Data records:
★ ★ ★ ★
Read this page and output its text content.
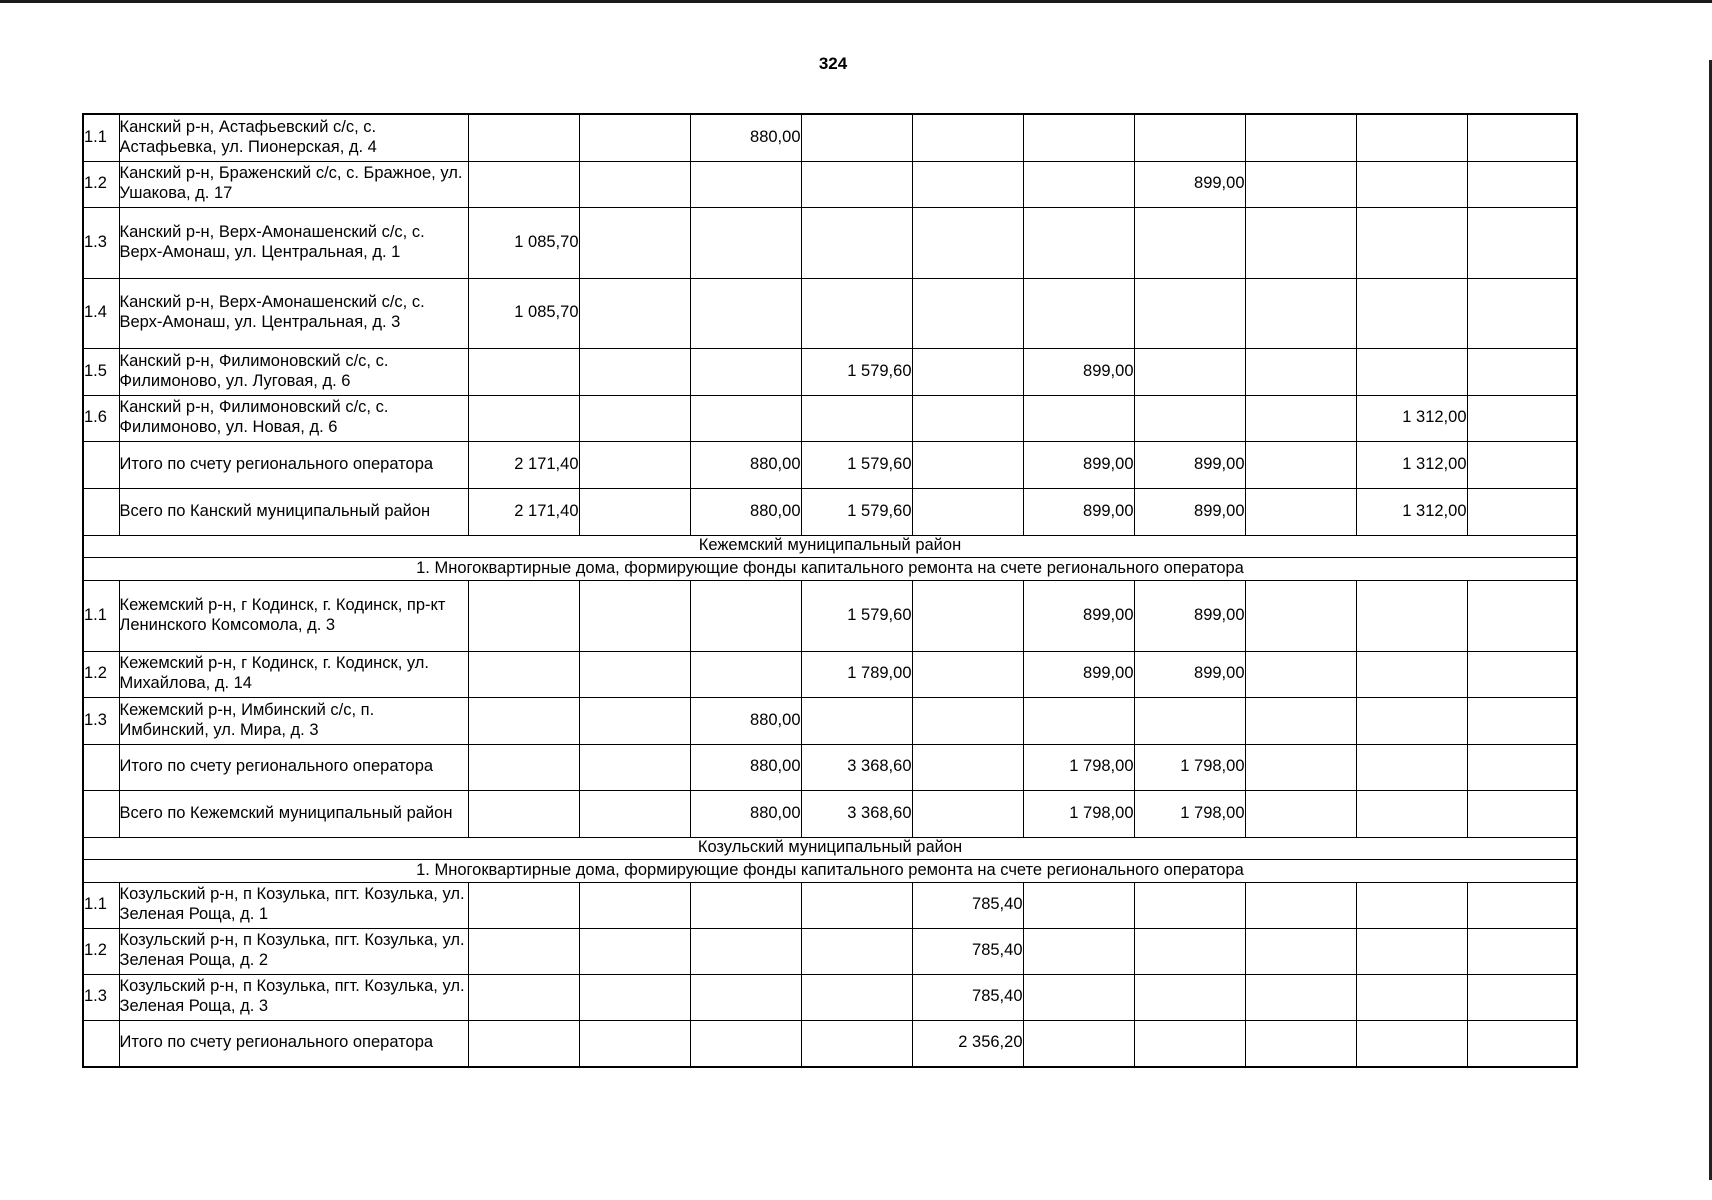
324
1.1	Канский р-н, Астафьевский с/с, с. Астафьевка, ул. Пионерская, д. 4			880,00							
1.2	Канский р-н, Браженский с/с, с. Бражное, ул. Ушакова, д. 17							899,00			
1.3	Канский р-н, Верх-Амонашенский с/с, с. Верх-Амонаш, ул. Центральная, д. 1	1 085,70									
1.4	Канский р-н, Верх-Амонашенский с/с, с. Верх-Амонаш, ул. Центральная, д. 3	1 085,70									
1.5	Канский р-н, Филимоновский с/с, с. Филимоново, ул. Луговая, д. 6				1 579,60		899,00				
1.6	Канский р-н, Филимоновский с/с, с. Филимоново, ул. Новая, д. 6									1 312,00	
	Итого по счету регионального оператора	2 171,40		880,00	1 579,60		899,00	899,00		1 312,00	
	Всего по Канский муниципальный район	2 171,40		880,00	1 579,60		899,00	899,00		1 312,00	
Кежемский муниципальный район											
1. Многоквартирные дома, формирующие фонды капитального ремонта на счете регионального оператора											
1.1	Кежемский р-н, г Кодинск, г. Кодинск, пр-кт Ленинского Комсомола, д. 3				1 579,60		899,00	899,00			
1.2	Кежемский р-н, г Кодинск, г. Кодинск, ул. Михайлова, д. 14				1 789,00		899,00	899,00			
1.3	Кежемский р-н, Имбинский с/с, п. Имбинский, ул. Мира, д. 3			880,00							
	Итого по счету регионального оператора			880,00	3 368,60		1 798,00	1 798,00			
	Всего по Кежемский муниципальный район			880,00	3 368,60		1 798,00	1 798,00			
Козульский муниципальный район											
1. Многоквартирные дома, формирующие фонды капитального ремонта на счете регионального оператора											
1.1	Козульский р-н, п Козулька, пгт. Козулька, ул. Зеленая Роща, д. 1					785,40					
1.2	Козульский р-н, п Козулька, пгт. Козулька, ул. Зеленая Роща, д. 2					785,40					
1.3	Козульский р-н, п Козулька, пгт. Козулька, ул. Зеленая Роща, д. 3					785,40					
	Итого по счету регионального оператора					2 356,20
★ ★ ★ ★
- _WHAT TO PRODUCE_
Repeat the records in full, exactly as they appear, without the pictures.

- _ANSWER FOR THE TASK_
Read this page and output its text content.
324
1.1	Канский р-н, Астафьевский с/с, с. Астафьевка, ул. Пионерская, д. 4			880,00							
1.2	Канский р-н, Браженский с/с, с. Бражное, ул. Ушакова, д. 17							899,00			
1.3	Канский р-н, Верх-Амонашенский с/с, с. Верх-Амонаш, ул. Центральная, д. 1	1 085,70									
1.4	Канский р-н, Верх-Амонашенский с/с, с. Верх-Амонаш, ул. Центральная, д. 3	1 085,70									
1.5	Канский р-н, Филимоновский с/с, с. Филимоново, ул. Луговая, д. 6				1 579,60		899,00				
1.6	Канский р-н, Филимоновский с/с, с. Филимоново, ул. Новая, д. 6									1 312,00	
	Итого по счету регионального оператора	2 171,40		880,00	1 579,60		899,00	899,00		1 312,00	
	Всего по Канский муниципальный район	2 171,40		880,00	1 579,60		899,00	899,00		1 312,00	
Кежемский муниципальный район											
1. Многоквартирные дома, формирующие фонды капитального ремонта на счете регионального оператора											
1.1	Кежемский р-н, г Кодинск, г. Кодинск, пр-кт Ленинского Комсомола, д. 3				1 579,60		899,00	899,00			
1.2	Кежемский р-н, г Кодинск, г. Кодинск, ул. Михайлова, д. 14				1 789,00		899,00	899,00			
1.3	Кежемский р-н, Имбинский с/с, п. Имбинский, ул. Мира, д. 3			880,00							
	Итого по счету регионального оператора			880,00	3 368,60		1 798,00	1 798,00			
	Всего по Кежемский муниципальный район			880,00	3 368,60		1 798,00	1 798,00			
Козульский муниципальный район											
1. Многоквартирные дома, формирующие фонды капитального ремонта на счете регионального оператора											
1.1	Козульский р-н, п Козулька, пгт. Козулька, ул. Зеленая Роща, д. 1					785,40					
1.2	Козульский р-н, п Козулька, пгт. Козулька, ул. Зеленая Роща, д. 2					785,40					
1.3	Козульский р-н, п Козулька, пгт. Козулька, ул. Зеленая Роща, д. 3					785,40					
	Итого по счету регионального оператора					2 356,20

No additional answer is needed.